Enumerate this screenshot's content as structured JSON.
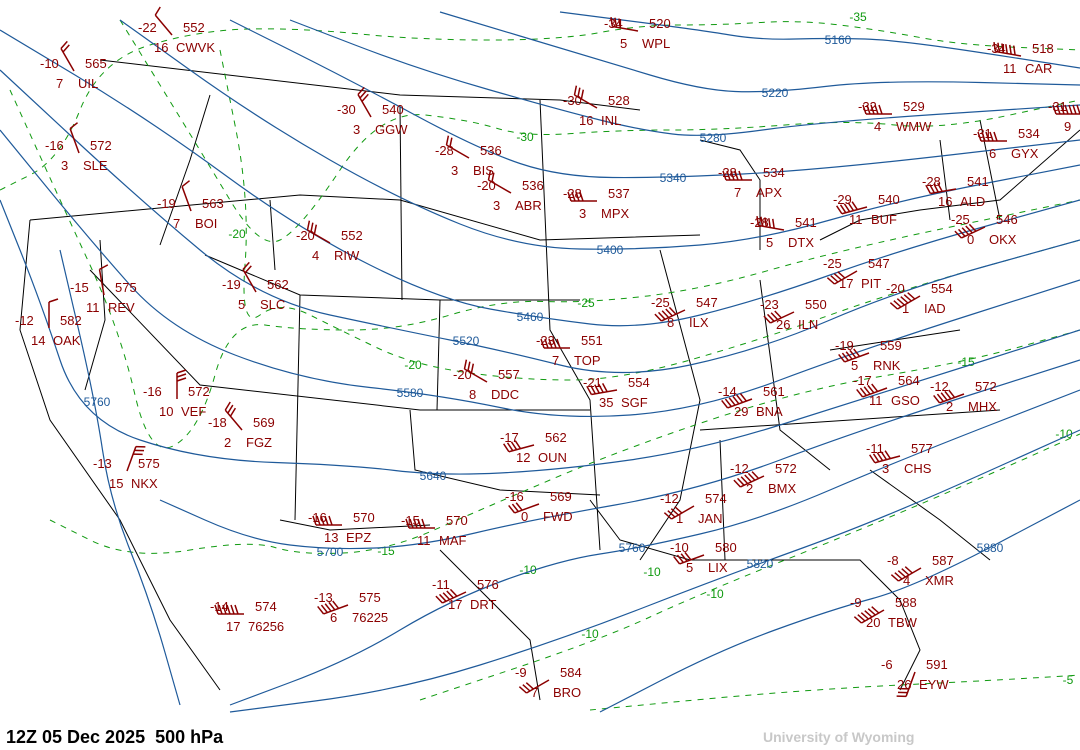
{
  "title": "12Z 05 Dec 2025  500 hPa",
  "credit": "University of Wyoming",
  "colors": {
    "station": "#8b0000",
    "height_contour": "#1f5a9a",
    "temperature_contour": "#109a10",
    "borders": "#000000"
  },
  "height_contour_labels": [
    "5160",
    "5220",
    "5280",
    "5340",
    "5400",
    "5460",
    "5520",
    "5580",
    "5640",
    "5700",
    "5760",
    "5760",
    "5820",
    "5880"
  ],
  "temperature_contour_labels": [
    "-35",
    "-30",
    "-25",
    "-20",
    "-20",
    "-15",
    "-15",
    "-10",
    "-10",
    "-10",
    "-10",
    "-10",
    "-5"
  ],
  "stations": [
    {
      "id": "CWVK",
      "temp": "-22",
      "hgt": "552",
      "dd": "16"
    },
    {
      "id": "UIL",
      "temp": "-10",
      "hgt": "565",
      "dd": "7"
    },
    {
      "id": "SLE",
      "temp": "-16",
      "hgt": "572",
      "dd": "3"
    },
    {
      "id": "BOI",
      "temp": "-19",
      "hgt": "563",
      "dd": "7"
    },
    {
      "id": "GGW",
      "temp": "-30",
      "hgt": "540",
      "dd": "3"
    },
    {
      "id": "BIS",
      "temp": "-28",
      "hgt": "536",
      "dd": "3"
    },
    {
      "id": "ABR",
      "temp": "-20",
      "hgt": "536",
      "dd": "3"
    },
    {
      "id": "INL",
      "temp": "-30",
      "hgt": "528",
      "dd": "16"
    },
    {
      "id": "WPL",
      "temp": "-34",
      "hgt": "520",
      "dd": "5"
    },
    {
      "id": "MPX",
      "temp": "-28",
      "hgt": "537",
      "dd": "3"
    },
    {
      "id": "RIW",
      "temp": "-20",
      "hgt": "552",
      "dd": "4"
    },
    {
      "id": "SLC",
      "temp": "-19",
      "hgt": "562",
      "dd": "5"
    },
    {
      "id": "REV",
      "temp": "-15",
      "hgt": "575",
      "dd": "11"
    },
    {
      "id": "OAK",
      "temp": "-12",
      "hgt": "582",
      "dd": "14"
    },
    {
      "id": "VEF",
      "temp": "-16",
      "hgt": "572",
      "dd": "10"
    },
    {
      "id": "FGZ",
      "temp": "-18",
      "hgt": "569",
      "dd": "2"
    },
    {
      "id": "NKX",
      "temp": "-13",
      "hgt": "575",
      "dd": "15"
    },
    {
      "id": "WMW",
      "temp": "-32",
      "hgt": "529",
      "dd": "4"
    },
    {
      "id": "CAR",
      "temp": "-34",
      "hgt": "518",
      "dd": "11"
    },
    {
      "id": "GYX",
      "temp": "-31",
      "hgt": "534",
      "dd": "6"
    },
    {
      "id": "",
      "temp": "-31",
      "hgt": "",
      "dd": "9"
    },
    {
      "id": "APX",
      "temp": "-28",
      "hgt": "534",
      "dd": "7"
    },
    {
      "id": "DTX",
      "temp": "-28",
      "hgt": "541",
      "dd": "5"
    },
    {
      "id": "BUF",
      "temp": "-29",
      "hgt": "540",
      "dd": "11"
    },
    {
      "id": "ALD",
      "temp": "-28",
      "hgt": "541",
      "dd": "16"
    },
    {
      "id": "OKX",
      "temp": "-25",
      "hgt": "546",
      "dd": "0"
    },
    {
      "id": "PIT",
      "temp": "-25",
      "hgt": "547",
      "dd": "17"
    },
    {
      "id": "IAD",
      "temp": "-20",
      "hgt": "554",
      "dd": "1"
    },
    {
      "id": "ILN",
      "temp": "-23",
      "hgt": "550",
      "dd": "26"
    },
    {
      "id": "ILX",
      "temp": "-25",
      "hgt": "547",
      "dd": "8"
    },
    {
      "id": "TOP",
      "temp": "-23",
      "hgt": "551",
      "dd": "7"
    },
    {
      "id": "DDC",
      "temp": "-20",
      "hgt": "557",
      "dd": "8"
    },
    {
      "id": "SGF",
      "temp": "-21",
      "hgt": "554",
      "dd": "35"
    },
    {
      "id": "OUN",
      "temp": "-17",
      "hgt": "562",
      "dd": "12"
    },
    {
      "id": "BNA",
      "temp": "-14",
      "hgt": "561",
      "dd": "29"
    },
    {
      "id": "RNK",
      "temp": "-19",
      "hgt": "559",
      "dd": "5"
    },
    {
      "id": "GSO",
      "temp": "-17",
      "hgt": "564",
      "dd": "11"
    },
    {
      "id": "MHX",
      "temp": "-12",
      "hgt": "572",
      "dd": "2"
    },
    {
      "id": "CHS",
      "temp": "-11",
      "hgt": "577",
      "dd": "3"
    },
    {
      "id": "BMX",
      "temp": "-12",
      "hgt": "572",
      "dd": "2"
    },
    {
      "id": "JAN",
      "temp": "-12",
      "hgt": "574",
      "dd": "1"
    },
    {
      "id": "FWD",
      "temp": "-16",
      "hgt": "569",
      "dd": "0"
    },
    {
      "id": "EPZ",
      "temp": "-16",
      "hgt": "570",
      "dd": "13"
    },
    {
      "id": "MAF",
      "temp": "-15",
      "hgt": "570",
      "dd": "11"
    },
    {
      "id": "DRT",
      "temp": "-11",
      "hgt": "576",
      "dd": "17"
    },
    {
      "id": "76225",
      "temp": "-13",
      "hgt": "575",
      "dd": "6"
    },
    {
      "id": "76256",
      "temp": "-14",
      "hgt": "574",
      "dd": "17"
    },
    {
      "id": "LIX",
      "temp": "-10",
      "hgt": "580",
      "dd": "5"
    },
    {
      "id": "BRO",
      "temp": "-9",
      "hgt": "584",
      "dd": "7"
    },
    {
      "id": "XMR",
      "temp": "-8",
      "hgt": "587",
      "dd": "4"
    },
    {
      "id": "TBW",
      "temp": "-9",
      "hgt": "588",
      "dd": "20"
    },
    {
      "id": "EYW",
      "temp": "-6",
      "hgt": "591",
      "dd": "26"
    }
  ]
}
==
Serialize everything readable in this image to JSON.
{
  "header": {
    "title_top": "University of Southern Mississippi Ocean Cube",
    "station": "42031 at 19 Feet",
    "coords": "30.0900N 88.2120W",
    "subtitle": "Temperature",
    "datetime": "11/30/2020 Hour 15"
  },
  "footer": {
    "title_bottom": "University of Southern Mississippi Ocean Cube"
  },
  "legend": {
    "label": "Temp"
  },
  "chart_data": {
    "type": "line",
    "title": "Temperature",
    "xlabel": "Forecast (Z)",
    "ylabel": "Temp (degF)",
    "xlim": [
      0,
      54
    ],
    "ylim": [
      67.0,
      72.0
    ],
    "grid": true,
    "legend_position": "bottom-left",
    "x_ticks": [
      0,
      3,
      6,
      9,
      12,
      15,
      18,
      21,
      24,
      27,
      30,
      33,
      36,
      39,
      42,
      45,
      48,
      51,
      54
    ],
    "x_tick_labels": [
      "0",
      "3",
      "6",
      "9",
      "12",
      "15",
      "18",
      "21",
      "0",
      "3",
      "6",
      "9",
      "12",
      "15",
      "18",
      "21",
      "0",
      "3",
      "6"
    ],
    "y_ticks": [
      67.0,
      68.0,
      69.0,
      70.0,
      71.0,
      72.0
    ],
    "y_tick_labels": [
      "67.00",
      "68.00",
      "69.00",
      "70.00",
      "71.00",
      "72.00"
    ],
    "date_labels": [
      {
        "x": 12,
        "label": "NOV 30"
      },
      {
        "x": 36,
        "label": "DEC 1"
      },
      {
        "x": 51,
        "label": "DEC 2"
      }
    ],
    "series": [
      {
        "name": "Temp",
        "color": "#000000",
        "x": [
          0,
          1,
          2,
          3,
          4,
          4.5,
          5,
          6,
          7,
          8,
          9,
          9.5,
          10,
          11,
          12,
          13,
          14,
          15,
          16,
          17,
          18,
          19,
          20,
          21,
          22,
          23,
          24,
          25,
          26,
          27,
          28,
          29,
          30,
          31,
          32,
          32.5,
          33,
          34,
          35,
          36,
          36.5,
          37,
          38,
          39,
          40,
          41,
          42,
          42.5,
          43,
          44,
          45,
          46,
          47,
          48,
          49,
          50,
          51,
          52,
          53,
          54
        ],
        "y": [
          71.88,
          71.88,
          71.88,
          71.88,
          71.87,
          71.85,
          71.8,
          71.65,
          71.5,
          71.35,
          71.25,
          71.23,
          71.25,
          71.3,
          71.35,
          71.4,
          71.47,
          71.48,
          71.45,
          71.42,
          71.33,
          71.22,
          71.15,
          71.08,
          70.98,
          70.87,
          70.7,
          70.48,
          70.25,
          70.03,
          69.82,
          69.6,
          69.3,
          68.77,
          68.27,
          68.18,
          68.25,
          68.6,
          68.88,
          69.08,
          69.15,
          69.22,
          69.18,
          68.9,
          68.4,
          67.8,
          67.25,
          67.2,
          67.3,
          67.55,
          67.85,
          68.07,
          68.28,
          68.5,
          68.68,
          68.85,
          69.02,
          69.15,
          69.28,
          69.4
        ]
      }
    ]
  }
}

# Written exercise
Gather from the entries above all lines that include the string "Southern".

# Solution
    "title_top": "University of Southern Mississippi Ocean Cube",
    "title_bottom": "University of Southern Mississippi Ocean Cube"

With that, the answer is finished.